======== Data entries
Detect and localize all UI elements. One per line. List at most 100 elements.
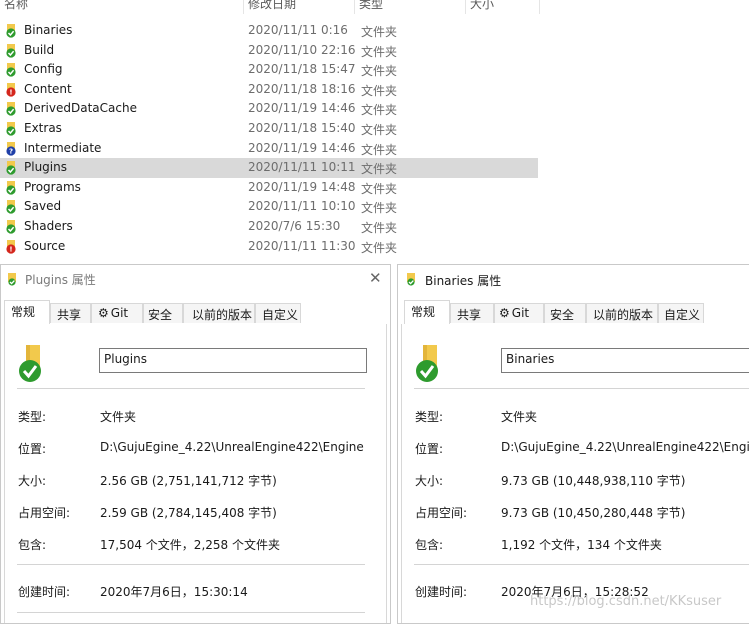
git-ok-overlay-icon [6, 43, 16, 58]
contains-value: 17,504 个文件，2,258 个文件夹 [100, 538, 280, 552]
tab-git[interactable]: ⚙ Git [494, 303, 544, 323]
file-name: Extras [24, 120, 62, 135]
file-name: Saved [24, 199, 62, 214]
tab-security[interactable]: 安全 [143, 303, 183, 323]
svg-text:!: ! [9, 88, 12, 96]
column-modified[interactable]: 修改日期 [244, 0, 355, 14]
file-modified: 2020/11/19 14:48 [248, 179, 356, 194]
tab-general[interactable]: 常规 [4, 300, 50, 324]
file-row[interactable]: Shaders 2020/7/6 15:30 文件夹 [0, 217, 538, 237]
location-label: 位置: [415, 442, 444, 456]
file-row[interactable]: Config 2020/11/18 15:47 文件夹 [0, 60, 538, 80]
file-row[interactable]: Extras 2020/11/18 15:40 文件夹 [0, 119, 538, 139]
folder-git-ok-icon [19, 345, 41, 382]
file-type: 文件夹 [361, 181, 398, 196]
file-name: Plugins [24, 160, 67, 175]
file-row[interactable]: Build 2020/11/10 22:16 文件夹 [0, 41, 538, 61]
tab-git-label: Git [110, 306, 129, 320]
size-value: 2.56 GB (2,751,141,712 字节) [100, 474, 277, 488]
file-row[interactable]: Plugins 2020/11/11 10:11 文件夹 [0, 158, 538, 178]
file-type: 文件夹 [361, 83, 398, 98]
folder-name-field[interactable]: Binaries [501, 348, 749, 373]
file-modified: 2020/11/18 15:40 [248, 120, 356, 135]
divider [414, 388, 749, 389]
file-explorer-list: 名称 修改日期 类型 大小 Binaries 2020/11/11 0:16 文件夹… [0, 0, 749, 262]
size-label: 大小: [18, 474, 47, 488]
size-on-disk-value: 2.59 GB (2,784,145,408 字节) [100, 506, 277, 520]
tab-git[interactable]: ⚙ Git [91, 303, 143, 323]
location-label: 位置: [18, 442, 47, 456]
gear-icon: ⚙ [98, 306, 109, 320]
git-ok-overlay-icon [6, 200, 16, 214]
file-name: Shaders [24, 218, 73, 233]
file-type: 文件夹 [361, 162, 398, 177]
contains-label: 包含: [415, 538, 444, 552]
tab-customize[interactable]: 自定义 [658, 303, 704, 323]
folder-git-ok-icon [416, 345, 438, 382]
tab-sharing[interactable]: 共享 [450, 303, 494, 323]
file-modified: 2020/11/10 22:16 [248, 42, 356, 57]
tab-customize[interactable]: 自定义 [255, 303, 301, 323]
file-name: DerivedDataCache [24, 101, 137, 116]
size-value: 9.73 GB (10,448,938,110 字节) [501, 474, 686, 488]
file-type: 文件夹 [361, 64, 398, 79]
git-modified-overlay-icon: ! [6, 82, 16, 97]
file-type: 文件夹 [361, 142, 398, 157]
column-name[interactable]: 名称 [0, 0, 244, 14]
file-row[interactable]: ! Source 2020/11/11 11:30 文件夹 [0, 237, 538, 257]
size-on-disk-label: 占用空间: [18, 506, 71, 520]
tab-previous-versions[interactable]: 以前的版本 [183, 303, 255, 323]
tab-general[interactable]: 常规 [404, 300, 450, 324]
tab-security[interactable]: 安全 [544, 303, 586, 323]
file-type: 文件夹 [361, 25, 398, 39]
folder-name-field[interactable]: Plugins [99, 348, 367, 373]
divider [414, 564, 749, 565]
binaries-properties-dialog: Binaries 属性 常规 共享 ⚙ Git 安全 以前的版本 自定义 Bina… [397, 264, 749, 624]
divider [17, 612, 365, 613]
file-type: 文件夹 [361, 122, 398, 137]
git-ok-overlay-icon [6, 161, 16, 175]
tab-git-label: Git [511, 306, 530, 320]
file-type: 文件夹 [361, 240, 398, 255]
created-label: 创建时间: [415, 585, 468, 599]
size-on-disk-value: 9.73 GB (10,450,280,448 字节) [501, 506, 686, 520]
file-name: Content [24, 81, 72, 96]
general-panel: Plugins 类型: 文件夹 位置: D:\GujuEgine_4.22\Un… [4, 324, 387, 623]
tab-sharing[interactable]: 共享 [50, 303, 91, 323]
file-modified: 2020/11/11 10:10 [248, 199, 356, 214]
git-ok-overlay-icon [6, 121, 16, 136]
file-row[interactable]: ! Content 2020/11/18 18:16 文件夹 [0, 80, 538, 100]
close-icon[interactable]: ✕ [369, 269, 382, 287]
file-row[interactable]: Saved 2020/11/11 10:10 文件夹 [0, 197, 538, 217]
file-modified: 2020/11/18 18:16 [248, 81, 356, 96]
created-label: 创建时间: [18, 585, 71, 599]
contains-value: 1,192 个文件，134 个文件夹 [501, 538, 662, 552]
git-modified-overlay-icon: ! [6, 239, 16, 254]
type-label: 类型: [415, 410, 444, 424]
size-label: 大小: [415, 474, 444, 488]
file-row[interactable]: Programs 2020/11/19 14:48 文件夹 [0, 178, 538, 198]
file-name: Config [24, 62, 63, 77]
file-row[interactable]: DerivedDataCache 2020/11/19 14:46 文件夹 [0, 99, 538, 119]
git-ok-overlay-icon [6, 180, 16, 195]
file-name: Build [24, 42, 55, 57]
size-on-disk-label: 占用空间: [415, 506, 468, 520]
file-name: Source [24, 238, 66, 253]
type-value: 文件夹 [501, 410, 538, 424]
column-type[interactable]: 类型 [355, 0, 466, 14]
file-row[interactable]: ? Intermediate 2020/11/19 14:46 文件夹 [0, 139, 538, 159]
column-size[interactable]: 大小 [466, 0, 540, 14]
tab-previous-versions[interactable]: 以前的版本 [586, 303, 658, 323]
file-name: Intermediate [24, 140, 102, 155]
file-modified: 2020/11/11 11:30 [248, 238, 356, 253]
git-ok-overlay-icon [6, 24, 16, 38]
file-row[interactable]: Binaries 2020/11/11 0:16 文件夹 [0, 21, 538, 41]
svg-text:!: ! [9, 245, 12, 253]
git-ok-overlay-icon [6, 63, 16, 77]
gear-icon: ⚙ [499, 306, 510, 320]
dialog-title: Plugins 属性 [25, 273, 96, 287]
file-type: 文件夹 [361, 201, 398, 216]
file-modified: 2020/11/19 14:46 [248, 101, 356, 116]
location-value: D:\GujuEgine_4.22\UnrealEngine422\Engine [100, 440, 364, 454]
general-panel: Binaries 类型: 文件夹 位置: D:\GujuEgine_4.22\U… [401, 324, 749, 623]
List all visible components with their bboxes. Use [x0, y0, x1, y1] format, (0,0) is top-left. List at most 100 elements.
================
- [Written problem] Return all of the rows above verbatim, line for line, omitting the picture lines.

- [Worked solution]
Detect and localize all UI elements. One per line. List at most 100 elements.
git-ok-overlay-icon [6, 43, 16, 58]
contains-value: 17,504 个文件，2,258 个文件夹 [100, 538, 280, 552]
tab-git[interactable]: ⚙ Git [494, 303, 544, 323]
file-name: Extras [24, 120, 62, 135]
file-name: Saved [24, 199, 62, 214]
tab-security[interactable]: 安全 [143, 303, 183, 323]
svg-text:!: ! [9, 88, 12, 96]
column-modified[interactable]: 修改日期 [244, 0, 355, 14]
file-modified: 2020/11/19 14:48 [248, 179, 356, 194]
tab-general[interactable]: 常规 [4, 300, 50, 324]
file-row[interactable]: Shaders 2020/7/6 15:30 文件夹 [0, 217, 538, 237]
location-label: 位置: [415, 442, 444, 456]
file-row[interactable]: Config 2020/11/18 15:47 文件夹 [0, 60, 538, 80]
file-row[interactable]: Extras 2020/11/18 15:40 文件夹 [0, 119, 538, 139]
folder-git-ok-icon [19, 345, 41, 382]
file-type: 文件夹 [361, 181, 398, 196]
file-name: Plugins [24, 160, 67, 175]
file-row[interactable]: Build 2020/11/10 22:16 文件夹 [0, 41, 538, 61]
tab-git-label: Git [110, 306, 129, 320]
size-value: 2.56 GB (2,751,141,712 字节) [100, 474, 277, 488]
file-row[interactable]: Plugins 2020/11/11 10:11 文件夹 [0, 158, 538, 178]
file-type: 文件夹 [361, 83, 398, 98]
folder-name-field[interactable]: Binaries [501, 348, 749, 373]
file-modified: 2020/11/18 15:40 [248, 120, 356, 135]
divider [414, 388, 749, 389]
file-explorer-list: 名称 修改日期 类型 大小 Binaries 2020/11/11 0:16 文件夹… [0, 0, 749, 262]
size-label: 大小: [18, 474, 47, 488]
size-on-disk-value: 2.59 GB (2,784,145,408 字节) [100, 506, 277, 520]
tab-git[interactable]: ⚙ Git [91, 303, 143, 323]
location-label: 位置: [18, 442, 47, 456]
gear-icon: ⚙ [98, 306, 109, 320]
git-ok-overlay-icon [6, 200, 16, 214]
file-name: Shaders [24, 218, 73, 233]
file-type: 文件夹 [361, 162, 398, 177]
contains-label: 包含: [415, 538, 444, 552]
tab-customize[interactable]: 自定义 [658, 303, 704, 323]
folder-git-ok-icon [416, 345, 438, 382]
tab-sharing[interactable]: 共享 [450, 303, 494, 323]
file-modified: 2020/11/10 22:16 [248, 42, 356, 57]
tab-customize[interactable]: 自定义 [255, 303, 301, 323]
file-name: DerivedDataCache [24, 101, 137, 116]
size-value: 9.73 GB (10,448,938,110 字节) [501, 474, 686, 488]
file-type: 文件夹 [361, 64, 398, 79]
git-modified-overlay-icon: ! [6, 82, 16, 97]
file-type: 文件夹 [361, 142, 398, 157]
column-name[interactable]: 名称 [0, 0, 244, 14]
file-row[interactable]: ! Source 2020/11/11 11:30 文件夹 [0, 237, 538, 257]
size-on-disk-label: 占用空间: [18, 506, 71, 520]
tab-previous-versions[interactable]: 以前的版本 [183, 303, 255, 323]
tab-general[interactable]: 常规 [404, 300, 450, 324]
tab-security[interactable]: 安全 [544, 303, 586, 323]
file-type: 文件夹 [361, 25, 398, 39]
folder-name-field[interactable]: Plugins [99, 348, 367, 373]
divider [414, 564, 749, 565]
binaries-properties-dialog: Binaries 属性 常规 共享 ⚙ Git 安全 以前的版本 自定义 Bina… [397, 264, 749, 624]
divider [17, 612, 365, 613]
file-type: 文件夹 [361, 122, 398, 137]
git-ok-overlay-icon [6, 161, 16, 175]
tab-git-label: Git [511, 306, 530, 320]
file-type: 文件夹 [361, 240, 398, 255]
created-label: 创建时间: [415, 585, 468, 599]
size-on-disk-value: 9.73 GB (10,450,280,448 字节) [501, 506, 686, 520]
file-name: Content [24, 81, 72, 96]
general-panel: Plugins 类型: 文件夹 位置: D:\GujuEgine_4.22\Un… [4, 324, 387, 623]
tab-sharing[interactable]: 共享 [50, 303, 91, 323]
file-modified: 2020/11/11 10:10 [248, 199, 356, 214]
git-ok-overlay-icon [6, 121, 16, 136]
file-row[interactable]: ! Content 2020/11/18 18:16 文件夹 [0, 80, 538, 100]
close-icon[interactable]: ✕ [369, 269, 382, 287]
file-row[interactable]: Saved 2020/11/11 10:10 文件夹 [0, 197, 538, 217]
file-modified: 2020/11/18 18:16 [248, 81, 356, 96]
created-label: 创建时间: [18, 585, 71, 599]
contains-value: 1,192 个文件，134 个文件夹 [501, 538, 662, 552]
git-modified-overlay-icon: ! [6, 239, 16, 254]
type-label: 类型: [415, 410, 444, 424]
size-label: 大小: [415, 474, 444, 488]
file-row[interactable]: Programs 2020/11/19 14:48 文件夹 [0, 178, 538, 198]
file-name: Config [24, 62, 63, 77]
file-row[interactable]: DerivedDataCache 2020/11/19 14:46 文件夹 [0, 99, 538, 119]
git-ok-overlay-icon [6, 180, 16, 195]
file-name: Build [24, 42, 55, 57]
size-on-disk-label: 占用空间: [415, 506, 468, 520]
file-name: Source [24, 238, 66, 253]
type-value: 文件夹 [501, 410, 538, 424]
column-type[interactable]: 类型 [355, 0, 466, 14]
file-row[interactable]: ? Intermediate 2020/11/19 14:46 文件夹 [0, 139, 538, 159]
column-size[interactable]: 大小 [466, 0, 540, 14]
tab-previous-versions[interactable]: 以前的版本 [586, 303, 658, 323]
file-name: Intermediate [24, 140, 102, 155]
file-modified: 2020/11/11 11:30 [248, 238, 356, 253]
git-ok-overlay-icon [6, 24, 16, 38]
file-row[interactable]: Binaries 2020/11/11 0:16 文件夹 [0, 21, 538, 41]
svg-text:!: ! [9, 245, 12, 253]
git-ok-overlay-icon [6, 63, 16, 77]
gear-icon: ⚙ [499, 306, 510, 320]
dialog-title: Plugins 属性 [25, 273, 96, 287]
file-type: 文件夹 [361, 201, 398, 216]
file-modified: 2020/11/19 14:46 [248, 101, 356, 116]
location-value: D:\GujuEgine_4.22\UnrealEngine422\Engine [100, 440, 364, 454]
general-panel: Binaries 类型: 文件夹 位置: D:\GujuEgine_4.22\U… [401, 324, 749, 623]
List all visible components with their bboxes. Use [x0, y0, x1, y1] format, (0,0) is top-left. List at most 100 elements.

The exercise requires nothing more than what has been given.